> EXERCISES TO COMPLETE:
1. Print the stretch of the blog post on Nonviolent Communication from "People are possibly" through "Work, and more." word for word.
2. In the blog post on Nonviolent Communication, who is named as the author of Earthdance?

#### DOCUMENT SEGMENT ####

People are possibly the most
socially complex animals on
earth. The slightest movement
of an eyebrow can have meaning.
Join me as I explain some of the best
tools I have found for improving
one's ability to understand and relate to
other people. In this blog I present tools
from neuroscience, Nonviolent Communication,
Byron Katie, Process Work, and more.

Tuesday, October 18, 2011

Nonviolent Communication Principle #9

Our world offers abundant resources for meeting needs: When human beings are committed to valuing everyone’s needs and have regained their skills for fostering connection and their creativity about sharing resources, we can overcome our current crisis of imagination and find ways to attend to everyone’s basic needs. ~ Miki Kashton, NVC Trainer

In two weeks, the world population will hit 7 billion. I wonder at what point do we drop the notion of separate tribes and embrace a global tribe? What does it take to make the evolutionary leap from protecting my family, my tribe to seeing everyone as part of my group? Because the moment we truly believe that the family in Africa or Greece or China is as valuable as our own personal family, is the moment we distribute goods and services in a completely fair way.

Elisabet Sautoris, biologist and author of Earthdance, writes about the same evolutionary leap happening to bacteria millions of years ago. That at some point, cells realized that there was more to gain by joining together and thinking of the many cells as one body. Our own bodies once were separate organisms that at some point stopped consuming one another and began to cooperate.

When we buy widgets from a poor country in which the people are not paid enough to eat, we are essentially preying on them. Then when some of us empathize with the suffering and demand that the people be paid properly, we make that same amazing evolutionary leap.

#### RECORD SET ####

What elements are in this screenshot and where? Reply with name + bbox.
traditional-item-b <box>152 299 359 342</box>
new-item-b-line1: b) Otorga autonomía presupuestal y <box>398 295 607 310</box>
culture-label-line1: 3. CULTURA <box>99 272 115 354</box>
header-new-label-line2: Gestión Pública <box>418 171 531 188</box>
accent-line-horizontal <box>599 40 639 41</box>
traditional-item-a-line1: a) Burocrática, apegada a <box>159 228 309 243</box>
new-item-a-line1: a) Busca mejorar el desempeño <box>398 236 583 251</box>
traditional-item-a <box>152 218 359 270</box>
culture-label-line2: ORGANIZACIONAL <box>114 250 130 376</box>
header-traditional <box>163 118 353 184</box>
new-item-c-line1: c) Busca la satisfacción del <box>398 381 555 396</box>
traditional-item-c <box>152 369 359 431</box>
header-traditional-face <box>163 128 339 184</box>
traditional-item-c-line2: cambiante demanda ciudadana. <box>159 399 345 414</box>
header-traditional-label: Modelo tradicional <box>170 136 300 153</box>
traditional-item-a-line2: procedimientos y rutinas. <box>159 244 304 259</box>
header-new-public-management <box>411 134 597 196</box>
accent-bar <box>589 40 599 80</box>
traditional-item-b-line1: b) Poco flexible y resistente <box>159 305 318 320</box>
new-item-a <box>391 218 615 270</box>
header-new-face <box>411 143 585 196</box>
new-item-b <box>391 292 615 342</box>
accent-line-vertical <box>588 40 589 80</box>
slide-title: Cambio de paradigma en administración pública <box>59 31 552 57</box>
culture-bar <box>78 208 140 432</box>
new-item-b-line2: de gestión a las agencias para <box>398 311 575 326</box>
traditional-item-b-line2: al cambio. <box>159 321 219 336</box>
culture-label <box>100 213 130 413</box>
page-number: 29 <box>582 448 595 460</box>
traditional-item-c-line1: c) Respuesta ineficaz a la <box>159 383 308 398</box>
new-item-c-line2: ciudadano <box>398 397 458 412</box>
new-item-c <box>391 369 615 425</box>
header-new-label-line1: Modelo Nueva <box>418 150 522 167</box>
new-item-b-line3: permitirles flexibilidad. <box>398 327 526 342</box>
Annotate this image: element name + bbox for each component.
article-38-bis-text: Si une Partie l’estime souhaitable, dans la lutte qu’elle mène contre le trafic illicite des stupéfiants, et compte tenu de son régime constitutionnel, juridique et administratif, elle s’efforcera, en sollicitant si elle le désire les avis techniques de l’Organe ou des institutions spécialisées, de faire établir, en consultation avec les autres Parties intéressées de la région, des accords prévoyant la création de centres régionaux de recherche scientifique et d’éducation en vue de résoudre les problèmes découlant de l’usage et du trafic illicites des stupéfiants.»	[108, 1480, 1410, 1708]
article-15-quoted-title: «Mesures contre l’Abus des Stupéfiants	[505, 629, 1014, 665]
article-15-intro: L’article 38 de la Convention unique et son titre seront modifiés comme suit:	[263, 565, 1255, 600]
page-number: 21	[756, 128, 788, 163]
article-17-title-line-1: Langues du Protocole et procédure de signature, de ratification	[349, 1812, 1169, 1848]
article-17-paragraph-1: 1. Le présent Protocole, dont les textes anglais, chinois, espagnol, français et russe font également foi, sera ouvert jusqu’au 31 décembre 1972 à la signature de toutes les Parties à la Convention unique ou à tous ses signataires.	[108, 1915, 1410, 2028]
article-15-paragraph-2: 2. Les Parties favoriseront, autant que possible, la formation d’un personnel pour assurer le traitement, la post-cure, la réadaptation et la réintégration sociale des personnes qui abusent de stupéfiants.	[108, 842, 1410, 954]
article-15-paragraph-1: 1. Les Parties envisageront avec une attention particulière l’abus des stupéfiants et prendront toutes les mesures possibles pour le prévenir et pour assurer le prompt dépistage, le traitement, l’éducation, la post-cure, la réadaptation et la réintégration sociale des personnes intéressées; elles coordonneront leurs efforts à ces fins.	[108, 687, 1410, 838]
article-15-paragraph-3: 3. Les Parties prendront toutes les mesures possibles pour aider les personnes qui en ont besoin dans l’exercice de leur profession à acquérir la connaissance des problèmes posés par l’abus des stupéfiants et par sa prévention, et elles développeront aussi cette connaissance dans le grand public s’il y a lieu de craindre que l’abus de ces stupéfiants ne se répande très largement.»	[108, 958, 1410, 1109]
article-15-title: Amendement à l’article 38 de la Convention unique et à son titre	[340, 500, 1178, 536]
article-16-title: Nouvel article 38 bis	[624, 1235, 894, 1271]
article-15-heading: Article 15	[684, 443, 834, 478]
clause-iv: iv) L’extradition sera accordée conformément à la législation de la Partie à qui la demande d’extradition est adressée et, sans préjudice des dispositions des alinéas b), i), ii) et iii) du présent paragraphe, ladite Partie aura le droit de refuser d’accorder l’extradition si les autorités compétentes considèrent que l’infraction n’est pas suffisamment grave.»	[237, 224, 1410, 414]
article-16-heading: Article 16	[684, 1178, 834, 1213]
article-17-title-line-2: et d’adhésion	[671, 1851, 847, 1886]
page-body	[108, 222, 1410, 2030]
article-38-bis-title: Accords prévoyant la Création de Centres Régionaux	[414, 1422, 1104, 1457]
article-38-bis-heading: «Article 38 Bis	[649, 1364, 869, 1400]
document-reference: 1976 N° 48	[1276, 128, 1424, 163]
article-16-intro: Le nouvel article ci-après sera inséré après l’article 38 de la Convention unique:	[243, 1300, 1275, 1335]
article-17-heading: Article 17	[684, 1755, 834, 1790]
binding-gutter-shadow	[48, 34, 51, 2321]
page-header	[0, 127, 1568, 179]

####

> YOUR RESPONSES:
1.
People are possibly the most
socially complex animals on
earth. The slightest movement
of an eyebrow can have meaning.
Join me as I explain some of the best
tools I have found for improving
one's ability to understand and relate to
other people. In this blog I present tools
from neuroscience, Nonviolent Communication,
Byron Katie, Process Work, and more.

2. Elisabet Sautoris, a biologist.